[Part of a data file]

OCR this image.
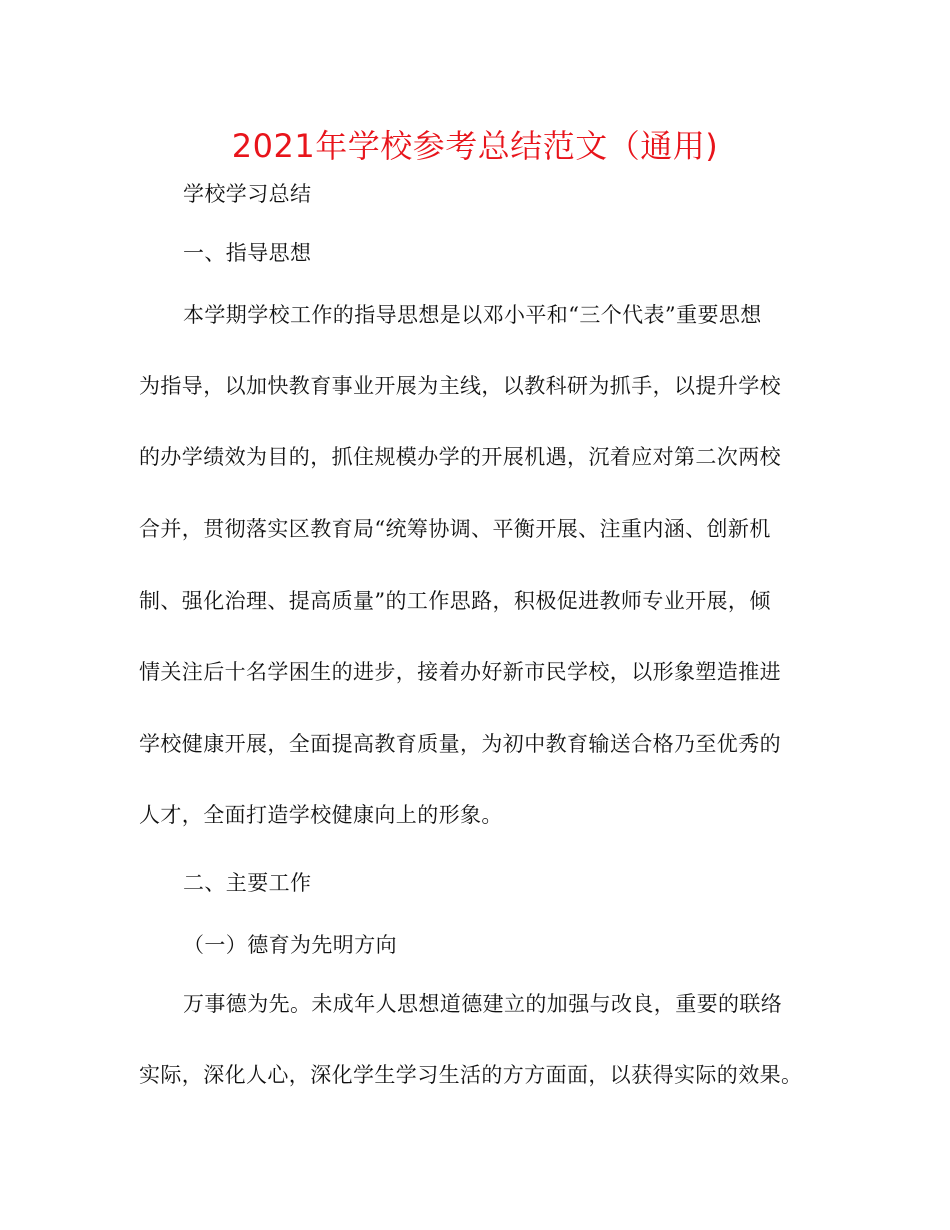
2021年学校参考总结范文（通用)
学校学习总结
一、指导思想
本学期学校工作的指导思想是以邓小平和“三个代表”重要思想
为指导，以加快教育事业开展为主线，以教科研为抓手，以提升学校
的办学绩效为目的，抓住规模办学的开展机遇，沉着应对第二次两校
合并，贯彻落实区教育局“统筹协调、平衡开展、注重内涵、创新机
制、强化治理、提高质量”的工作思路，积极促进教师专业开展，倾
情关注后十名学困生的进步，接着办好新市民学校，以形象塑造推进
学校健康开展，全面提高教育质量，为初中教育输送合格乃至优秀的
人才，全面打造学校健康向上的形象。
二、主要工作
（一）德育为先明方向
万事德为先。未成年人思想道德建立的加强与改良，重要的联络
实际，深化人心，深化学生学习生活的方方面面，以获得实际的效果。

Stated exercise> Omitting all images, retype each line of the records precisely.

Answer to this problem>
OCR this image.
2021年学校参考总结范文（通用)
学校学习总结
一、指导思想
本学期学校工作的指导思想是以邓小平和“三个代表”重要思想
为指导，以加快教育事业开展为主线，以教科研为抓手，以提升学校
的办学绩效为目的，抓住规模办学的开展机遇，沉着应对第二次两校
合并，贯彻落实区教育局“统筹协调、平衡开展、注重内涵、创新机
制、强化治理、提高质量”的工作思路，积极促进教师专业开展，倾
情关注后十名学困生的进步，接着办好新市民学校，以形象塑造推进
学校健康开展，全面提高教育质量，为初中教育输送合格乃至优秀的
人才，全面打造学校健康向上的形象。
二、主要工作
（一）德育为先明方向
万事德为先。未成年人思想道德建立的加强与改良，重要的联络
实际，深化人心，深化学生学习生活的方方面面，以获得实际的效果。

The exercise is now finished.